⟨

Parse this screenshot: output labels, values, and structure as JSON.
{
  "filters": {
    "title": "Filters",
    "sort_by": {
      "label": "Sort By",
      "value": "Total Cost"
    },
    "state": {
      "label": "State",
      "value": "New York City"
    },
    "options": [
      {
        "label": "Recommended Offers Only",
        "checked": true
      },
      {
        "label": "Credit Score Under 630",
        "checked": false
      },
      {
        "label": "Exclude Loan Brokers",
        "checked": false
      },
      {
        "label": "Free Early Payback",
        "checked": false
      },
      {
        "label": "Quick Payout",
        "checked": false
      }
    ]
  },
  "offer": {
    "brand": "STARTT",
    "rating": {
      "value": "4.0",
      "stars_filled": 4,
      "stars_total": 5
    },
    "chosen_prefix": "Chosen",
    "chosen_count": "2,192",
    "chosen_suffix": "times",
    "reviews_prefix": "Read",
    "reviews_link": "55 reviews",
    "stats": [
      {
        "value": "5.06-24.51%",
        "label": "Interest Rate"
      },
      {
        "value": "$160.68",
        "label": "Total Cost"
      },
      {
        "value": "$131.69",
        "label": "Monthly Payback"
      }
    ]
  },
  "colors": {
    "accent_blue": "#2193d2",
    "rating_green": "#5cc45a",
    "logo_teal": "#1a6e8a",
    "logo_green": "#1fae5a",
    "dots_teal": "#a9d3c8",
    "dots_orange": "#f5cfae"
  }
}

⟩

SET TASK
Give a word-for-word copy of the records.

SOLUTION
Parse this screenshot: output labels, values, and structure as JSON.
{
  "filters": {
    "title": "Filters",
    "sort_by": {
      "label": "Sort By",
      "value": "Total Cost"
    },
    "state": {
      "label": "State",
      "value": "New York City"
    },
    "options": [
      {
        "label": "Recommended Offers Only",
        "checked": true
      },
      {
        "label": "Credit Score Under 630",
        "checked": false
      },
      {
        "label": "Exclude Loan Brokers",
        "checked": false
      },
      {
        "label": "Free Early Payback",
        "checked": false
      },
      {
        "label": "Quick Payout",
        "checked": false
      }
    ]
  },
  "offer": {
    "brand": "STARTT",
    "rating": {
      "value": "4.0",
      "stars_filled": 4,
      "stars_total": 5
    },
    "chosen_prefix": "Chosen",
    "chosen_count": "2,192",
    "chosen_suffix": "times",
    "reviews_prefix": "Read",
    "reviews_link": "55 reviews",
    "stats": [
      {
        "value": "5.06-24.51%",
        "label": "Interest Rate"
      },
      {
        "value": "$160.68",
        "label": "Total Cost"
      },
      {
        "value": "$131.69",
        "label": "Monthly Payback"
      }
    ]
  },
  "colors": {
    "accent_blue": "#2193d2",
    "rating_green": "#5cc45a",
    "logo_teal": "#1a6e8a",
    "logo_green": "#1fae5a",
    "dots_teal": "#a9d3c8",
    "dots_orange": "#f5cfae"
  }
}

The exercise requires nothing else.